----- The data -----

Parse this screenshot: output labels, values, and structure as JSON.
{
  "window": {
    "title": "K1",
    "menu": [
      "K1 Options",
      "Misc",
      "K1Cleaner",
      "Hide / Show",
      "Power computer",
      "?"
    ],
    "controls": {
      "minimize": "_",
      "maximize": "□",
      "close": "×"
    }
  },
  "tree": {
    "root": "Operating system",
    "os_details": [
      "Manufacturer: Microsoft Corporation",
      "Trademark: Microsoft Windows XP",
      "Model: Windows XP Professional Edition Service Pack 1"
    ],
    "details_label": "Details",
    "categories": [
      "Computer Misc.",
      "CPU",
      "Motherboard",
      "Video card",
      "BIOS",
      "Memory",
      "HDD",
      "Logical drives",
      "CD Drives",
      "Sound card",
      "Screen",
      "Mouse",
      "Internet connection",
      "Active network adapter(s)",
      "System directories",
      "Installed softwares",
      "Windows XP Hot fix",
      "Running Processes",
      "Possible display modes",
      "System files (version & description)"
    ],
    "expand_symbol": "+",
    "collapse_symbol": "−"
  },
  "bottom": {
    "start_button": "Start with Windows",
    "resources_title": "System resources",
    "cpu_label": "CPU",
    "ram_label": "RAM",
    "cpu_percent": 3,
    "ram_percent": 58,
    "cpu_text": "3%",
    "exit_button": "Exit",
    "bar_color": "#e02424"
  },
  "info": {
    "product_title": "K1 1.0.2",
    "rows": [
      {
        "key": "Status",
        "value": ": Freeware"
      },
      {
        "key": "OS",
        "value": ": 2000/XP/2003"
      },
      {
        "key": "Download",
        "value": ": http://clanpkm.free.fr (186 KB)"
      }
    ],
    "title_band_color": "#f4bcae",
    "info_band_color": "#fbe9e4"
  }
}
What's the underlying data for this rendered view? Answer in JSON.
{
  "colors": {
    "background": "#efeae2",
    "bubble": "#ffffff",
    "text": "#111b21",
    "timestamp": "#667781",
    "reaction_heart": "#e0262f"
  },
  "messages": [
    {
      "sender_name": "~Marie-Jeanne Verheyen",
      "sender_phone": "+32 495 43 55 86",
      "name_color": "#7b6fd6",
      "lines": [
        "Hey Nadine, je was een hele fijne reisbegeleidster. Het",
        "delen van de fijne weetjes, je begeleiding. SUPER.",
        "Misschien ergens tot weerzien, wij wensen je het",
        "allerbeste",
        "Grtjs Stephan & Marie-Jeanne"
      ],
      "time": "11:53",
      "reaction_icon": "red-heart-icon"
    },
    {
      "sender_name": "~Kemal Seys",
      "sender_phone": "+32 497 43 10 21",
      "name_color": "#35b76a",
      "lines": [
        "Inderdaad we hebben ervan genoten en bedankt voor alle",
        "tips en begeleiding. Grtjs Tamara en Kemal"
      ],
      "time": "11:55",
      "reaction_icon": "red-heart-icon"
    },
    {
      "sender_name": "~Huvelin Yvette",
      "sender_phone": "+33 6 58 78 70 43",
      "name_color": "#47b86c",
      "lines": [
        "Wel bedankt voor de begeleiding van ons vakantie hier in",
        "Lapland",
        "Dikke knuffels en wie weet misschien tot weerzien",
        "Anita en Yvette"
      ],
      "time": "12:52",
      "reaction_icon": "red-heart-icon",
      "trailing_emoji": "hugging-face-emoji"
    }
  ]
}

-----

_Problem requirements_
Your task is to give the records above again, exactly.

_Output below_
Parse this screenshot: output labels, values, and structure as JSON.
{
  "window": {
    "title": "K1",
    "menu": [
      "K1 Options",
      "Misc",
      "K1Cleaner",
      "Hide / Show",
      "Power computer",
      "?"
    ],
    "controls": {
      "minimize": "_",
      "maximize": "□",
      "close": "×"
    }
  },
  "tree": {
    "root": "Operating system",
    "os_details": [
      "Manufacturer: Microsoft Corporation",
      "Trademark: Microsoft Windows XP",
      "Model: Windows XP Professional Edition Service Pack 1"
    ],
    "details_label": "Details",
    "categories": [
      "Computer Misc.",
      "CPU",
      "Motherboard",
      "Video card",
      "BIOS",
      "Memory",
      "HDD",
      "Logical drives",
      "CD Drives",
      "Sound card",
      "Screen",
      "Mouse",
      "Internet connection",
      "Active network adapter(s)",
      "System directories",
      "Installed softwares",
      "Windows XP Hot fix",
      "Running Processes",
      "Possible display modes",
      "System files (version & description)"
    ],
    "expand_symbol": "+",
    "collapse_symbol": "−"
  },
  "bottom": {
    "start_button": "Start with Windows",
    "resources_title": "System resources",
    "cpu_label": "CPU",
    "ram_label": "RAM",
    "cpu_percent": 3,
    "ram_percent": 58,
    "cpu_text": "3%",
    "exit_button": "Exit",
    "bar_color": "#e02424"
  },
  "info": {
    "product_title": "K1 1.0.2",
    "rows": [
      {
        "key": "Status",
        "value": ": Freeware"
      },
      {
        "key": "OS",
        "value": ": 2000/XP/2003"
      },
      {
        "key": "Download",
        "value": ": http://clanpkm.free.fr (186 KB)"
      }
    ],
    "title_band_color": "#f4bcae",
    "info_band_color": "#fbe9e4"
  }
}
What's the underlying data for this rendered view? Answer in JSON.
{
  "colors": {
    "background": "#efeae2",
    "bubble": "#ffffff",
    "text": "#111b21",
    "timestamp": "#667781",
    "reaction_heart": "#e0262f"
  },
  "messages": [
    {
      "sender_name": "~Marie-Jeanne Verheyen",
      "sender_phone": "+32 495 43 55 86",
      "name_color": "#7b6fd6",
      "lines": [
        "Hey Nadine, je was een hele fijne reisbegeleidster. Het",
        "delen van de fijne weetjes, je begeleiding. SUPER.",
        "Misschien ergens tot weerzien, wij wensen je het",
        "allerbeste",
        "Grtjs Stephan & Marie-Jeanne"
      ],
      "time": "11:53",
      "reaction_icon": "red-heart-icon"
    },
    {
      "sender_name": "~Kemal Seys",
      "sender_phone": "+32 497 43 10 21",
      "name_color": "#35b76a",
      "lines": [
        "Inderdaad we hebben ervan genoten en bedankt voor alle",
        "tips en begeleiding. Grtjs Tamara en Kemal"
      ],
      "time": "11:55",
      "reaction_icon": "red-heart-icon"
    },
    {
      "sender_name": "~Huvelin Yvette",
      "sender_phone": "+33 6 58 78 70 43",
      "name_color": "#47b86c",
      "lines": [
        "Wel bedankt voor de begeleiding van ons vakantie hier in",
        "Lapland",
        "Dikke knuffels en wie weet misschien tot weerzien",
        "Anita en Yvette"
      ],
      "time": "12:52",
      "reaction_icon": "red-heart-icon",
      "trailing_emoji": "hugging-face-emoji"
    }
  ]
}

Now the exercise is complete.